--- Start Records ---
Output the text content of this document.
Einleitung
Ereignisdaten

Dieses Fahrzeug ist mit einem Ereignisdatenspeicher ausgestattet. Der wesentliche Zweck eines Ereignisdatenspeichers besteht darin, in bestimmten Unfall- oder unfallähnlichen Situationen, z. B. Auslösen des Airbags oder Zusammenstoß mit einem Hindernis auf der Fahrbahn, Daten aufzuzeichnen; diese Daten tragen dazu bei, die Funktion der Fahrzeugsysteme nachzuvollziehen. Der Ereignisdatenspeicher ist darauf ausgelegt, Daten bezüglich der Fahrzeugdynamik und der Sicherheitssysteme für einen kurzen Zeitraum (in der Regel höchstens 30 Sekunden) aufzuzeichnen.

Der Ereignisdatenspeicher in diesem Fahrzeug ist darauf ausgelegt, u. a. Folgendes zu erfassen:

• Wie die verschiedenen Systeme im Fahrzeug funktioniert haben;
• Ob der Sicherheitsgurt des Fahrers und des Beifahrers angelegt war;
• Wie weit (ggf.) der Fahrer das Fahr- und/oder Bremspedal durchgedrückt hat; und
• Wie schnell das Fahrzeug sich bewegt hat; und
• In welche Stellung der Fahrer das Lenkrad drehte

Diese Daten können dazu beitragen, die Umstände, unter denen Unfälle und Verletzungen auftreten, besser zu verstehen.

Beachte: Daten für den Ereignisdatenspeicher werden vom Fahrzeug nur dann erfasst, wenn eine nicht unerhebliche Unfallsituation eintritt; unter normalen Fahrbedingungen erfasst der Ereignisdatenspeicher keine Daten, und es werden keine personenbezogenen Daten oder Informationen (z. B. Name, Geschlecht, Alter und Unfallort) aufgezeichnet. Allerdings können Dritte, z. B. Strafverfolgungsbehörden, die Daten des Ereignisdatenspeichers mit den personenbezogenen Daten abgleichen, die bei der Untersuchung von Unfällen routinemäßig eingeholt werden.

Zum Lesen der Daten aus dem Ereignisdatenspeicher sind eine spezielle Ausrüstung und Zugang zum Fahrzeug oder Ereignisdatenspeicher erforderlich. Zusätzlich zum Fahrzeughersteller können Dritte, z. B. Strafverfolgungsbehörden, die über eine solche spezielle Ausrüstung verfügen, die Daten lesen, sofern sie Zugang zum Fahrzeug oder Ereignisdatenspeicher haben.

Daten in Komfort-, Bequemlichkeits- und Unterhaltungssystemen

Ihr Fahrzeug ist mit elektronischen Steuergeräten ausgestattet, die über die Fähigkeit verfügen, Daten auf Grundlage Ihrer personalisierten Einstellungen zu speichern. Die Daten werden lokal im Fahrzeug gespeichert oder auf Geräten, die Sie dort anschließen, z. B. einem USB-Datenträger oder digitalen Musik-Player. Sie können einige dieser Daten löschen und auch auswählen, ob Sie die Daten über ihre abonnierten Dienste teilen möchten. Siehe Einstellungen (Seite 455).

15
--- End Records ---
Your task is to collect every line above that contains the word "Fahrzeug".

**Worked solution**
Dieses Fahrzeug ist mit einem Ereignisdatenspeicher ausgestattet. Der wesentliche Zweck eines Ereignisdatenspeichers besteht darin, in bestimmten Unfall- oder unfallähnlichen Situationen, z. B. Auslösen des Airbags oder Zusammenstoß mit einem Hindernis auf der Fahrbahn, Daten aufzuzeichnen; diese Daten tragen dazu bei, die Funktion der Fahrzeugsysteme nachzuvollziehen. Der Ereignisdatenspeicher ist darauf ausgelegt, Daten bezüglich der Fahrzeugdynamik und der Sicherheitssysteme für einen kurzen Zeitraum (in der Regel höchstens 30 Sekunden) aufzuzeichnen.
Der Ereignisdatenspeicher in diesem Fahrzeug ist darauf ausgelegt, u. a. Folgendes zu erfassen:
• Wie die verschiedenen Systeme im Fahrzeug funktioniert haben;
• Wie schnell das Fahrzeug sich bewegt hat; und
Beachte: Daten für den Ereignisdatenspeicher werden vom Fahrzeug nur dann erfasst, wenn eine nicht unerhebliche Unfallsituation eintritt; unter normalen Fahrbedingungen erfasst der Ereignisdatenspeicher keine Daten, und es werden keine personenbezogenen Daten oder Informationen (z. B. Name, Geschlecht, Alter und Unfallort) aufgezeichnet. Allerdings können Dritte, z. B. Strafverfolgungsbehörden, die Daten des Ereignisdatenspeichers mit den personenbezogenen Daten abgleichen, die bei der Untersuchung von Unfällen routinemäßig eingeholt werden.
Zum Lesen der Daten aus dem Ereignisdatenspeicher sind eine spezielle Ausrüstung und Zugang zum Fahrzeug oder Ereignisdatenspeicher erforderlich. Zusätzlich zum Fahrzeughersteller können Dritte, z. B. Strafverfolgungsbehörden, die über eine solche spezielle Ausrüstung verfügen, die Daten lesen, sofern sie Zugang zum Fahrzeug oder Ereignisdatenspeicher haben.
Ihr Fahrzeug ist mit elektronischen Steuergeräten ausgestattet, die über die Fähigkeit verfügen, Daten auf Grundlage Ihrer personalisierten Einstellungen zu speichern. Die Daten werden lokal im Fahrzeug gespeichert oder auf Geräten, die Sie dort anschließen, z. B. einem USB-Datenträger oder digitalen Musik-Player. Sie können einige dieser Daten löschen und auch auswählen, ob Sie die Daten über ihre abonnierten Dienste teilen möchten. Siehe Einstellungen (Seite 455).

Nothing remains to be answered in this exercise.